[Records]
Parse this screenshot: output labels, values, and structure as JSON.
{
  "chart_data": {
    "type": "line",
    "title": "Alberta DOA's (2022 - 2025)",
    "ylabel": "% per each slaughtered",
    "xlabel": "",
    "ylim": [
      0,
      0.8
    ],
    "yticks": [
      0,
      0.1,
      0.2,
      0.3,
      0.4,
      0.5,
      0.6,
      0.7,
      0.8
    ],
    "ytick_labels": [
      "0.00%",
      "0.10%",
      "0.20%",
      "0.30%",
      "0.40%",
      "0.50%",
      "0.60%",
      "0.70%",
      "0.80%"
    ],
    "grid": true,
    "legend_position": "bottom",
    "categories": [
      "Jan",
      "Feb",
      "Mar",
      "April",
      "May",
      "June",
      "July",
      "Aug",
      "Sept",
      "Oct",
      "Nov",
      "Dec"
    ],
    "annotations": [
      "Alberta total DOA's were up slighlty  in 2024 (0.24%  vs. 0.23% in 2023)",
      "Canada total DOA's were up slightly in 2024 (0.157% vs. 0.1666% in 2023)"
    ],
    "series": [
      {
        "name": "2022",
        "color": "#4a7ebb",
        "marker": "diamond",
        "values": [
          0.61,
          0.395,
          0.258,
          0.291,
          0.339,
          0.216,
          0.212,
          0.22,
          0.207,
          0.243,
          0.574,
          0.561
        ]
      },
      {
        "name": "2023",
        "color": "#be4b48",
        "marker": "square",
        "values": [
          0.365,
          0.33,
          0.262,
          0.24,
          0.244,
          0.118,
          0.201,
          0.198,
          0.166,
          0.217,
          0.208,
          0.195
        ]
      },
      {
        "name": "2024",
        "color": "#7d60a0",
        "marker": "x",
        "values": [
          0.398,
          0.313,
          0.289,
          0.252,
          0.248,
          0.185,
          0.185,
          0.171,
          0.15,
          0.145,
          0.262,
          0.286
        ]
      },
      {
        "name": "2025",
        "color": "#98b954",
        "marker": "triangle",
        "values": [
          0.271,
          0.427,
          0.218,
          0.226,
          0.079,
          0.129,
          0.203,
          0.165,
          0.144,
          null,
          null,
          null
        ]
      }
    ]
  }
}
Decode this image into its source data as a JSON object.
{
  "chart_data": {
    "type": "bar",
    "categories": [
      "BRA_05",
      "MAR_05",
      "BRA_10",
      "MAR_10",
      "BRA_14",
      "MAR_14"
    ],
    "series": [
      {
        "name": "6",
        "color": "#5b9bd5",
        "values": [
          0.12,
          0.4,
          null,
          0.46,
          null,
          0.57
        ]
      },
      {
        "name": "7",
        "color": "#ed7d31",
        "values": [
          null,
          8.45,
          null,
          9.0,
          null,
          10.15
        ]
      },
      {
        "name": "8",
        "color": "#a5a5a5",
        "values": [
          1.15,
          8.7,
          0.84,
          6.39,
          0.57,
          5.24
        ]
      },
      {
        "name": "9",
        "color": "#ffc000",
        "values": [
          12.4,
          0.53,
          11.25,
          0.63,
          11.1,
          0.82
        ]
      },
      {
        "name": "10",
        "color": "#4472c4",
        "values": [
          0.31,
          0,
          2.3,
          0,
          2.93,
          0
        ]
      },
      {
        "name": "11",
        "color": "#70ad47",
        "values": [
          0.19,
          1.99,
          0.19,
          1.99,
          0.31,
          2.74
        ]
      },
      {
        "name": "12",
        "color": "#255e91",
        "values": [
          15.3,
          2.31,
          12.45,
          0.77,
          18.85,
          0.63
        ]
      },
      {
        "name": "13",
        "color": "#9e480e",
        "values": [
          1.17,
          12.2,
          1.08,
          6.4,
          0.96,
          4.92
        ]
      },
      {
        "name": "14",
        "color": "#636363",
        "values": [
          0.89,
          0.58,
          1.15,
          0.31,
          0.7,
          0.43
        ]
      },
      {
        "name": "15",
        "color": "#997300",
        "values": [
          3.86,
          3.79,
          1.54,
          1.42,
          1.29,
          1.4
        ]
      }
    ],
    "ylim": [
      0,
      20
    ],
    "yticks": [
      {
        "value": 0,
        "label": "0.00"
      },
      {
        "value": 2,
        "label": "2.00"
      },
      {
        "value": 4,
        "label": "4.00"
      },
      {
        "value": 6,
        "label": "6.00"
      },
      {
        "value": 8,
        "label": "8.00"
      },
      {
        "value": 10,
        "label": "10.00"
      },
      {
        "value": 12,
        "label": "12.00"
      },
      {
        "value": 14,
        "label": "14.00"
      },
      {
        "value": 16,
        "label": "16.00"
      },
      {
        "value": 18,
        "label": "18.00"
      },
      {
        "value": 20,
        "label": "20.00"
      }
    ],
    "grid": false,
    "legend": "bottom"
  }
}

- _Given task_
Make an exact copy of the listing, including every line.

- _Complete output_
Parse this screenshot: output labels, values, and structure as JSON.
{
  "chart_data": {
    "type": "line",
    "title": "Alberta DOA's (2022 - 2025)",
    "ylabel": "% per each slaughtered",
    "xlabel": "",
    "ylim": [
      0,
      0.8
    ],
    "yticks": [
      0,
      0.1,
      0.2,
      0.3,
      0.4,
      0.5,
      0.6,
      0.7,
      0.8
    ],
    "ytick_labels": [
      "0.00%",
      "0.10%",
      "0.20%",
      "0.30%",
      "0.40%",
      "0.50%",
      "0.60%",
      "0.70%",
      "0.80%"
    ],
    "grid": true,
    "legend_position": "bottom",
    "categories": [
      "Jan",
      "Feb",
      "Mar",
      "April",
      "May",
      "June",
      "July",
      "Aug",
      "Sept",
      "Oct",
      "Nov",
      "Dec"
    ],
    "annotations": [
      "Alberta total DOA's were up slighlty  in 2024 (0.24%  vs. 0.23% in 2023)",
      "Canada total DOA's were up slightly in 2024 (0.157% vs. 0.1666% in 2023)"
    ],
    "series": [
      {
        "name": "2022",
        "color": "#4a7ebb",
        "marker": "diamond",
        "values": [
          0.61,
          0.395,
          0.258,
          0.291,
          0.339,
          0.216,
          0.212,
          0.22,
          0.207,
          0.243,
          0.574,
          0.561
        ]
      },
      {
        "name": "2023",
        "color": "#be4b48",
        "marker": "square",
        "values": [
          0.365,
          0.33,
          0.262,
          0.24,
          0.244,
          0.118,
          0.201,
          0.198,
          0.166,
          0.217,
          0.208,
          0.195
        ]
      },
      {
        "name": "2024",
        "color": "#7d60a0",
        "marker": "x",
        "values": [
          0.398,
          0.313,
          0.289,
          0.252,
          0.248,
          0.185,
          0.185,
          0.171,
          0.15,
          0.145,
          0.262,
          0.286
        ]
      },
      {
        "name": "2025",
        "color": "#98b954",
        "marker": "triangle",
        "values": [
          0.271,
          0.427,
          0.218,
          0.226,
          0.079,
          0.129,
          0.203,
          0.165,
          0.144,
          null,
          null,
          null
        ]
      }
    ]
  }
}
Decode this image into its source data as a JSON object.
{
  "chart_data": {
    "type": "bar",
    "categories": [
      "BRA_05",
      "MAR_05",
      "BRA_10",
      "MAR_10",
      "BRA_14",
      "MAR_14"
    ],
    "series": [
      {
        "name": "6",
        "color": "#5b9bd5",
        "values": [
          0.12,
          0.4,
          null,
          0.46,
          null,
          0.57
        ]
      },
      {
        "name": "7",
        "color": "#ed7d31",
        "values": [
          null,
          8.45,
          null,
          9.0,
          null,
          10.15
        ]
      },
      {
        "name": "8",
        "color": "#a5a5a5",
        "values": [
          1.15,
          8.7,
          0.84,
          6.39,
          0.57,
          5.24
        ]
      },
      {
        "name": "9",
        "color": "#ffc000",
        "values": [
          12.4,
          0.53,
          11.25,
          0.63,
          11.1,
          0.82
        ]
      },
      {
        "name": "10",
        "color": "#4472c4",
        "values": [
          0.31,
          0,
          2.3,
          0,
          2.93,
          0
        ]
      },
      {
        "name": "11",
        "color": "#70ad47",
        "values": [
          0.19,
          1.99,
          0.19,
          1.99,
          0.31,
          2.74
        ]
      },
      {
        "name": "12",
        "color": "#255e91",
        "values": [
          15.3,
          2.31,
          12.45,
          0.77,
          18.85,
          0.63
        ]
      },
      {
        "name": "13",
        "color": "#9e480e",
        "values": [
          1.17,
          12.2,
          1.08,
          6.4,
          0.96,
          4.92
        ]
      },
      {
        "name": "14",
        "color": "#636363",
        "values": [
          0.89,
          0.58,
          1.15,
          0.31,
          0.7,
          0.43
        ]
      },
      {
        "name": "15",
        "color": "#997300",
        "values": [
          3.86,
          3.79,
          1.54,
          1.42,
          1.29,
          1.4
        ]
      }
    ],
    "ylim": [
      0,
      20
    ],
    "yticks": [
      {
        "value": 0,
        "label": "0.00"
      },
      {
        "value": 2,
        "label": "2.00"
      },
      {
        "value": 4,
        "label": "4.00"
      },
      {
        "value": 6,
        "label": "6.00"
      },
      {
        "value": 8,
        "label": "8.00"
      },
      {
        "value": 10,
        "label": "10.00"
      },
      {
        "value": 12,
        "label": "12.00"
      },
      {
        "value": 14,
        "label": "14.00"
      },
      {
        "value": 16,
        "label": "16.00"
      },
      {
        "value": 18,
        "label": "18.00"
      },
      {
        "value": 20,
        "label": "20.00"
      }
    ],
    "grid": false,
    "legend": "bottom"
  }
}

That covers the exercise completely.